» **Text provided**

• • • •

# Masteron and Acne



## grind4it (Mar 5, 2013)

I'm just curious; am I the only one who get acne when blasting Mast? It's like junior prom over here.


----------



## 63Vette (Mar 5, 2013)

DHT derivative and very androgenic - so it is actually to be expected brother. 

No worries bro, once you get that tuxedo off the women will be all over you! 


Much Respect,
Vette


----------



## grind4it (Mar 5, 2013)

I hear ya brother, I've had mild acne from the DHT family before, but not like this. It's comical. I'm about 5 weeks in and I'm thinking it getting worse. If it gets much worse I'm going to have to cut bait. Lol! I look hideous!


----------



## TheLupinator (Mar 5, 2013)

I got it bad on my last cycle (test/mast), mostly on my shoulders. Don't scratch it, shower immediately after you workout, or at the very least go into the bathroom and rinse your face and shoulders to get the sweat off. Also get some Noxzema or something like it.


----------



## ken Sass (Mar 5, 2013)

yup all over the shoulders,


----------



## SFGiants (Mar 5, 2013)

I don't get it haven't since the 7th grade


----------



## grind4it (Mar 5, 2013)

I'm getting "those looks" in the locker room at the gym...I'm not talking about the ones that end up in someone dropping the soap either.


----------



## grind4it (Mar 5, 2013)

You're a lucky man. I normally don't get acne unless my E2 is high and at that point it is limited to my back. This time it looks almost like a rash of white heads all over my chest. It started the second week and has gotten progressively worse.



SFGiants said:


> I don't get it haven't since the 7th grade


----------



## SFGiants (Mar 5, 2013)

grind4it said:


> You're a lucky man. I normally don't get acne unless my E2 is high and at that point it is limited to my back. This time it looks almost like a rash of white heads all over my chest. It started the second week and has gotten progressively worse.



I'm also 44 years old with hair on my head like I had in the 7th grade.


----------



## grind4it (Mar 5, 2013)

It's official....I fuckin hate you man 



SFGiants said:


> I'm also 44 years old with hair on my head like I had in the 7th grade.

• • • •

» **Provided records**
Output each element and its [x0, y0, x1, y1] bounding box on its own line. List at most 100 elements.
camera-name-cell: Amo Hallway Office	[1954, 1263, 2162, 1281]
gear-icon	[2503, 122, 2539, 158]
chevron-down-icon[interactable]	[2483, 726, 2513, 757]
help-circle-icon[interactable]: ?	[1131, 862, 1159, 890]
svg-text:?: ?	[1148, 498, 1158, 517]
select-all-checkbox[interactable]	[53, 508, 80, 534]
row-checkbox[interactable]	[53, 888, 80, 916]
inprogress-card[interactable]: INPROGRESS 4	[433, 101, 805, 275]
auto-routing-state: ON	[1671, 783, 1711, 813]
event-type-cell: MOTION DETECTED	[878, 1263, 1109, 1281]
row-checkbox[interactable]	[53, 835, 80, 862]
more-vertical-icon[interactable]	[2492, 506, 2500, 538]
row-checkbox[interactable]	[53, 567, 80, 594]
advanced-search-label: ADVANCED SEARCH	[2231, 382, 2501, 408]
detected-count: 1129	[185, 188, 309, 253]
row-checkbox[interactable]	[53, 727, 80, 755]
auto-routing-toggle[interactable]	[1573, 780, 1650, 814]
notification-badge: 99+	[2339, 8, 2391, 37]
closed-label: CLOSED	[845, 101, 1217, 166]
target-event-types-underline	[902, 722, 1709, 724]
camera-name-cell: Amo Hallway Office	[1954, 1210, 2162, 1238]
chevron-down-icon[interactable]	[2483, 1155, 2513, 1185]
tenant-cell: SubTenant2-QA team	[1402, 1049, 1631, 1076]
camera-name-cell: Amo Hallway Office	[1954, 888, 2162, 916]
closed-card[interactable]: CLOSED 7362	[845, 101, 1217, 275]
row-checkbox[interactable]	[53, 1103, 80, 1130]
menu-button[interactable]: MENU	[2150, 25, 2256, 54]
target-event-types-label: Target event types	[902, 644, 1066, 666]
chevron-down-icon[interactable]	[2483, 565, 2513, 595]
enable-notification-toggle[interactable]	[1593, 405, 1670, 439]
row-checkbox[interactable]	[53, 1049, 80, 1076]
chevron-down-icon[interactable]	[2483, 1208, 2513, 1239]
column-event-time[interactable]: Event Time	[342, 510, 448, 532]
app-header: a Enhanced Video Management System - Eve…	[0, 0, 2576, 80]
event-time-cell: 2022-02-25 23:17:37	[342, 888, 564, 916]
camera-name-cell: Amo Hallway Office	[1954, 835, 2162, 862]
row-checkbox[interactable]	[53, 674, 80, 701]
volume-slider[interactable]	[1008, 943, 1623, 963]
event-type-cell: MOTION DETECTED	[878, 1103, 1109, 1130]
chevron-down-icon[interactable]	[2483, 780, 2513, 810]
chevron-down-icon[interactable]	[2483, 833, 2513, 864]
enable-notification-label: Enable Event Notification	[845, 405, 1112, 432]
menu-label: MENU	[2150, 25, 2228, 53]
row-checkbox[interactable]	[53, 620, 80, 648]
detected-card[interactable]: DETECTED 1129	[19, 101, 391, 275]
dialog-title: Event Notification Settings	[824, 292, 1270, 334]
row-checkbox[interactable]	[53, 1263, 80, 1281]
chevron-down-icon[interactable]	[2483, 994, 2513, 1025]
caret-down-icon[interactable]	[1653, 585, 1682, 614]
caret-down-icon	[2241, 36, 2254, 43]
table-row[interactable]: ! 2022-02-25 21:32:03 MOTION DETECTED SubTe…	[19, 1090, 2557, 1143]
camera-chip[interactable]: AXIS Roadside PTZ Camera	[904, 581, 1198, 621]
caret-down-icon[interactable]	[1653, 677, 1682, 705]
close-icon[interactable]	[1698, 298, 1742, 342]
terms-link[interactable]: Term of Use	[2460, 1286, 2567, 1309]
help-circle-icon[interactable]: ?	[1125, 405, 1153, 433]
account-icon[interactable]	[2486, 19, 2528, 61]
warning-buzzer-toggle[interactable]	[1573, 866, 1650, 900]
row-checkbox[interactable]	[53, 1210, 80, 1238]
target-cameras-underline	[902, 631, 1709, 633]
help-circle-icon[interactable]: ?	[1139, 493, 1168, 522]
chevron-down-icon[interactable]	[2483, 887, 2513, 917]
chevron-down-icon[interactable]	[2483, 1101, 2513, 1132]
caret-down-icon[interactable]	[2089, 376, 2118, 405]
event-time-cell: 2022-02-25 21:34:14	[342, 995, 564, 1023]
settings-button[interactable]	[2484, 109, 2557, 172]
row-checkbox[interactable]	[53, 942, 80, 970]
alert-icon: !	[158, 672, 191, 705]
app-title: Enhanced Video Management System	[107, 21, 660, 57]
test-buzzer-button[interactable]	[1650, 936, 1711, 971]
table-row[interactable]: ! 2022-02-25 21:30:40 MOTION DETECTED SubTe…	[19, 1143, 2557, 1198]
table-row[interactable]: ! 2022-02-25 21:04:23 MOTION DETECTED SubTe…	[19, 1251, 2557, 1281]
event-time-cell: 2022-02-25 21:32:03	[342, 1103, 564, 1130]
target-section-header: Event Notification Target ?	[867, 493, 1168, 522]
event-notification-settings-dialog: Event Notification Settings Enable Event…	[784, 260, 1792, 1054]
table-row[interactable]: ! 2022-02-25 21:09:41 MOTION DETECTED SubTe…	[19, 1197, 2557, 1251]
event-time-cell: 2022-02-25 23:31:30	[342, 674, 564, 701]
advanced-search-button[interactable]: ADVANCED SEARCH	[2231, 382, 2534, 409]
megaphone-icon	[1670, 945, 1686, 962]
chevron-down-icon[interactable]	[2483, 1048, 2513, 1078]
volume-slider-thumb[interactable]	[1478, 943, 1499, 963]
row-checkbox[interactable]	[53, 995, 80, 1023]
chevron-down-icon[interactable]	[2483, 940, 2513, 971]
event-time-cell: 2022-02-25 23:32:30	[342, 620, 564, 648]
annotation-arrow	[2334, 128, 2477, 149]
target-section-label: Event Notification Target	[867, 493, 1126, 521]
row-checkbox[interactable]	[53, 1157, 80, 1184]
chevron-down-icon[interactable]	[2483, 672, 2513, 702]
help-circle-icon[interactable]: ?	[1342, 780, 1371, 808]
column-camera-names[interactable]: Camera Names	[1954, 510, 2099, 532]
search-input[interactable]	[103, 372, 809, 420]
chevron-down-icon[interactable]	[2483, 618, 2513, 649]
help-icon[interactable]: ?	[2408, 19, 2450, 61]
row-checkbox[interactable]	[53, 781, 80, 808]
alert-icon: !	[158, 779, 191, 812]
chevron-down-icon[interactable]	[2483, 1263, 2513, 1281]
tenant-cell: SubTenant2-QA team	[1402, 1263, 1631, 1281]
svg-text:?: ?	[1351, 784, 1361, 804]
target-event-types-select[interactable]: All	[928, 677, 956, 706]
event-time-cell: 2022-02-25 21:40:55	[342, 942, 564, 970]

• • • •

» **Required actions**
1 – According to the Masteron and acne thread, where did TheLupinator mostly get acne on the last cycle?
2 – Reproduce the Masteron and acne thread from "## 63Vette (Mar" to "all over you!".

» **Task-by-task solutions**
1 – Mostly on the shoulders.

2 –
## 63Vette (Mar 5, 2013)

DHT derivative and very androgenic - so it is actually to be expected brother. 

No worries bro, once you get that tuxedo off the women will be all over you!